[[ Supplied passage open ]]

These patients were wary of the drug pushers who had been supplying their habit to various extents. Some had pushed drugs themselves so they knew the score. The penalty for anyone breaking ranks was a bullet in the knee joint. Even attending the drop - in centre was precarious. However, William was not scared he had had a terrible life and was used to fighting and looking after himself - he even appeared to enjoy the challenge. What Rutter  called steeling or resilience came into play.
The main challenge was to prepare William in a developmental sense to make the future better - some new horizon that was both achievable and exciting. As a therapist, I was always assessing what I had to work with, - like a sculptor. Although William had had no education, I could see how bright he was – one day he brought in a beautiful drawing of a tiger not copied but designed by him. With all my patients, I would ask them what their pipe dream was and I was not surprised to learn William’s dream was to be a designer or an artist. I could see that his dream was a realistic goal. By attending night school, he could develop along with others with similar aims and enjoy and tolerate the new experience. I say tolerate because his / their world was so much tougher than society, in general. I needed to ensure that they would look and behave appropriately and not blot their copy books. They needed to be acceptable.
After about four months during one session, by which time William had changed beyond recognition, he was off drugs and doing very well - I decided to broach the subject of his mother. Previously I had sensed it was too sensitive an issue for him to discuss. However, now with William sitting in front of me clean, and proud of what he’d achieved I felt I could ask him how he felt towards her?
“She couldn’t love me could she? ” he asked. We talked about what his mother might feel - the possibility that she might feel guilty for leaving him? Something he had never considered. The conversation turned to where she was - he thought he knew where she worked. I seized the opportunity and offered to telephone her there and then. He was very uneasy and obviously perturbed. However, after giving it some thought he said, “Give it a go”. I rang the number and as it happened his mother took the call. I introduced myself and then told her that I had William with me.

[[ Supplied passage closed ]]
[[ Data extracts open ]]

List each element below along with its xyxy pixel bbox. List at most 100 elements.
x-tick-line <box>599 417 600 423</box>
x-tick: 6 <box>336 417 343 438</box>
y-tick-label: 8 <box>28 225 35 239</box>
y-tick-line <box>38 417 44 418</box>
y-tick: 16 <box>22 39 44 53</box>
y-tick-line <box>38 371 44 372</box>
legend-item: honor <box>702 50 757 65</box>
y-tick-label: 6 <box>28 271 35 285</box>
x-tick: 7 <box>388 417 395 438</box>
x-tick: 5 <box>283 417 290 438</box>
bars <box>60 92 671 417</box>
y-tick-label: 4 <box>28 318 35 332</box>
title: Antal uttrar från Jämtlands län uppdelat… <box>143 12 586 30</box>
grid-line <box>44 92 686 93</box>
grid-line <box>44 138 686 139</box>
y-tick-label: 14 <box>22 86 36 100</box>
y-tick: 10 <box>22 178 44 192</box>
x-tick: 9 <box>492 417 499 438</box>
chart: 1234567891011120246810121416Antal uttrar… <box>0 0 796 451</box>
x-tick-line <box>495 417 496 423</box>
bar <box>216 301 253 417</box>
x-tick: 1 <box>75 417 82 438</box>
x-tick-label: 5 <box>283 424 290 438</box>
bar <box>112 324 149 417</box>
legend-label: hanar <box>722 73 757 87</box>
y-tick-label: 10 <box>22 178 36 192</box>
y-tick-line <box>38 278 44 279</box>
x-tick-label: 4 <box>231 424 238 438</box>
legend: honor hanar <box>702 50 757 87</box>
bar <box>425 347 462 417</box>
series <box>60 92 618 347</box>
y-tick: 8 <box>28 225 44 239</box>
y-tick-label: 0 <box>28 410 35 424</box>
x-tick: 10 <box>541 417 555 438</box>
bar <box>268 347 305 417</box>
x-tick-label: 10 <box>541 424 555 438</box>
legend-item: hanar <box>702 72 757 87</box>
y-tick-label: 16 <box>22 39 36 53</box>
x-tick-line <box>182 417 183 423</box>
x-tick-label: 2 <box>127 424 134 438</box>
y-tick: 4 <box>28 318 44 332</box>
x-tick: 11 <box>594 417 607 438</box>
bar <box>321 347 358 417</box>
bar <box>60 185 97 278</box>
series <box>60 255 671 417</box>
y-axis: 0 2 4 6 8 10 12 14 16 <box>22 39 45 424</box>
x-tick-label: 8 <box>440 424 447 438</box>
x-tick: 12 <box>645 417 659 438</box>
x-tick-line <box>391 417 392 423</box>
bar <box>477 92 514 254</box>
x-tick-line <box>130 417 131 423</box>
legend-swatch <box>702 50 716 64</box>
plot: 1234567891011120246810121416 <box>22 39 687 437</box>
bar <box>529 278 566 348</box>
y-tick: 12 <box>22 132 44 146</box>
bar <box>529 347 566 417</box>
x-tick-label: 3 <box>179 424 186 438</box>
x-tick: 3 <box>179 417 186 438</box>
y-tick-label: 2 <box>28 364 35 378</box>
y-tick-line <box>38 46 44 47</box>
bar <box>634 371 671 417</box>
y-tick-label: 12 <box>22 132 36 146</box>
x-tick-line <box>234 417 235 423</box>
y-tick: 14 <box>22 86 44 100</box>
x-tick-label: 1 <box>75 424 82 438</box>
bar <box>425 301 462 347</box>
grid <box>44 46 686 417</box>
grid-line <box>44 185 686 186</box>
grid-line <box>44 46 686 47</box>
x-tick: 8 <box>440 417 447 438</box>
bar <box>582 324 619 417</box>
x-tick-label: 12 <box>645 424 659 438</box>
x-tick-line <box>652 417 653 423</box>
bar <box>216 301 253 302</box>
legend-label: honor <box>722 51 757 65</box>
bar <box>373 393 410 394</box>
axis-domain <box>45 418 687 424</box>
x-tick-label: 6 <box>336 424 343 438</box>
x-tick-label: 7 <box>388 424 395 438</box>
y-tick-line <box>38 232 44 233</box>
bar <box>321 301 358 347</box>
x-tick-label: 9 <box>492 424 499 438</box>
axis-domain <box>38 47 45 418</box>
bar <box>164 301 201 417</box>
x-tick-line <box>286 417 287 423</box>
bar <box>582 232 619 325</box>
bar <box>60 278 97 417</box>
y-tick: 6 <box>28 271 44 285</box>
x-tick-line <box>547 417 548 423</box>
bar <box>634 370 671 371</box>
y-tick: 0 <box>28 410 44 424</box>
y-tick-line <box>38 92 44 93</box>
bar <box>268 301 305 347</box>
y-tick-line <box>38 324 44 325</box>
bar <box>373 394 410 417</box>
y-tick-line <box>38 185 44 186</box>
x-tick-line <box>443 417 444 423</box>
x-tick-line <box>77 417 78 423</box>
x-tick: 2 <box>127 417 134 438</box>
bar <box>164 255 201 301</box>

[[ Data extracts closed ]]

Restate word for word the part of the passage about William's therapy that begins at the words "These patients were" and ends after "came into play.". The structured page parsing data is separate material and unrelated to the passage about William's therapy.

## [Answer area]
These patients were wary of the drug pushers who had been supplying their habit to various extents. Some had pushed drugs themselves so they knew the score. The penalty for anyone breaking ranks was a bullet in the knee joint. Even attending the drop - in centre was precarious. However, William was not scared he had had a terrible life and was used to fighting and looking after himself - he even appeared to enjoy the challenge. What Rutter  called steeling or resilience came into play.